Exercise directions → Exactly as they appear, output all of the records. Skip any images.

Task data →
........

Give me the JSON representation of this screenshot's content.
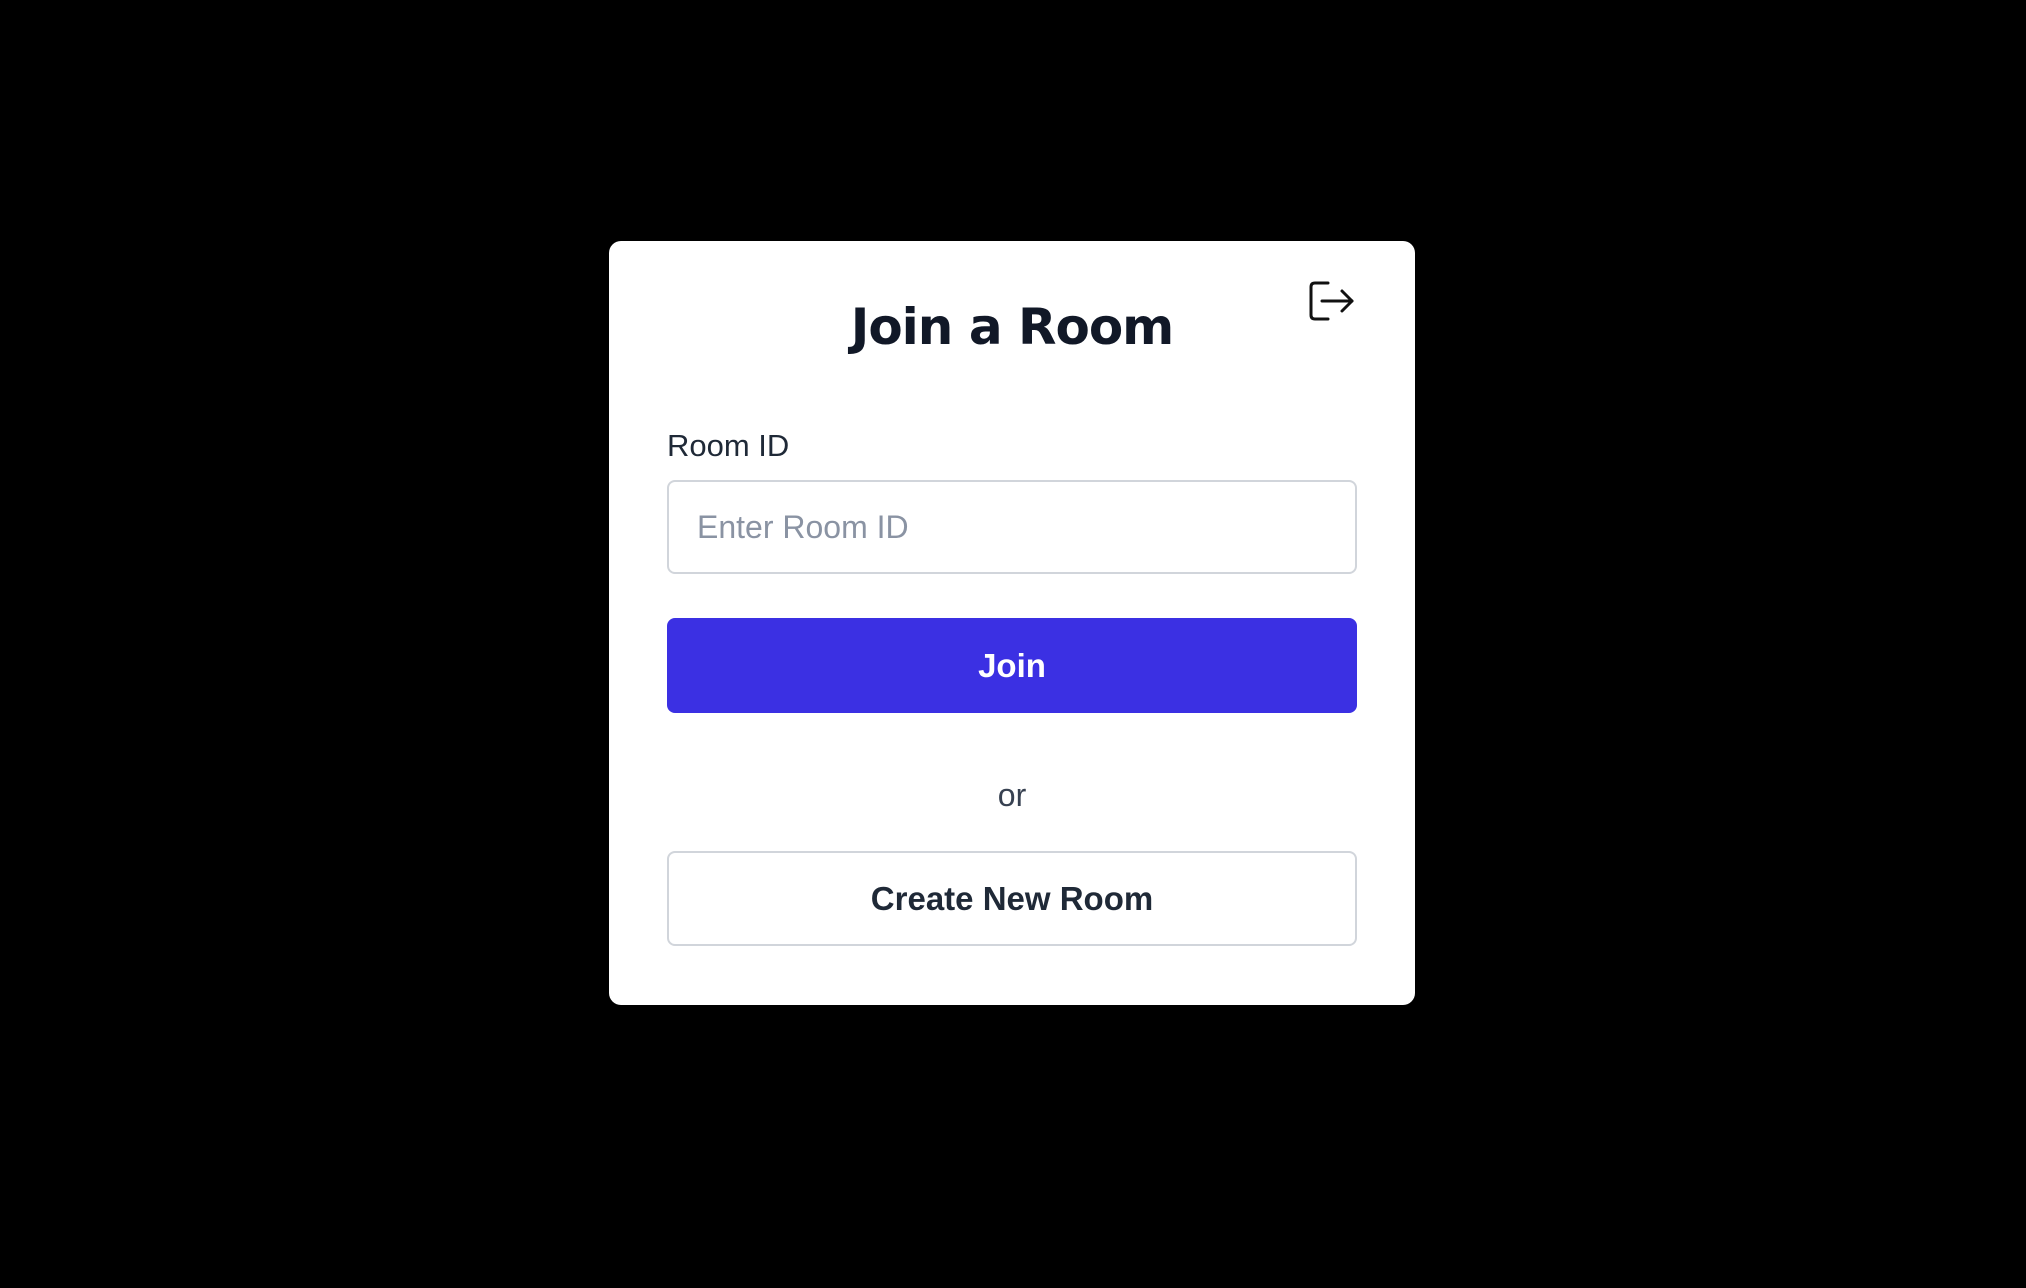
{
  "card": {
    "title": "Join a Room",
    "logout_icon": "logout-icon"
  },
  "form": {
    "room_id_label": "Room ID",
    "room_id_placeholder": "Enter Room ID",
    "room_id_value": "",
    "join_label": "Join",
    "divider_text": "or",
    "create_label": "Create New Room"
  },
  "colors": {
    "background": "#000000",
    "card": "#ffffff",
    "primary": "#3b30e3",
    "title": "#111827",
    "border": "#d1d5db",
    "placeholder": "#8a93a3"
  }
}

........

Expected answer →
Give me the JSON representation of this screenshot's content.
{
  "card": {
    "title": "Join a Room",
    "logout_icon": "logout-icon"
  },
  "form": {
    "room_id_label": "Room ID",
    "room_id_placeholder": "Enter Room ID",
    "room_id_value": "",
    "join_label": "Join",
    "divider_text": "or",
    "create_label": "Create New Room"
  },
  "colors": {
    "background": "#000000",
    "card": "#ffffff",
    "primary": "#3b30e3",
    "title": "#111827",
    "border": "#d1d5db",
    "placeholder": "#8a93a3"
  }
}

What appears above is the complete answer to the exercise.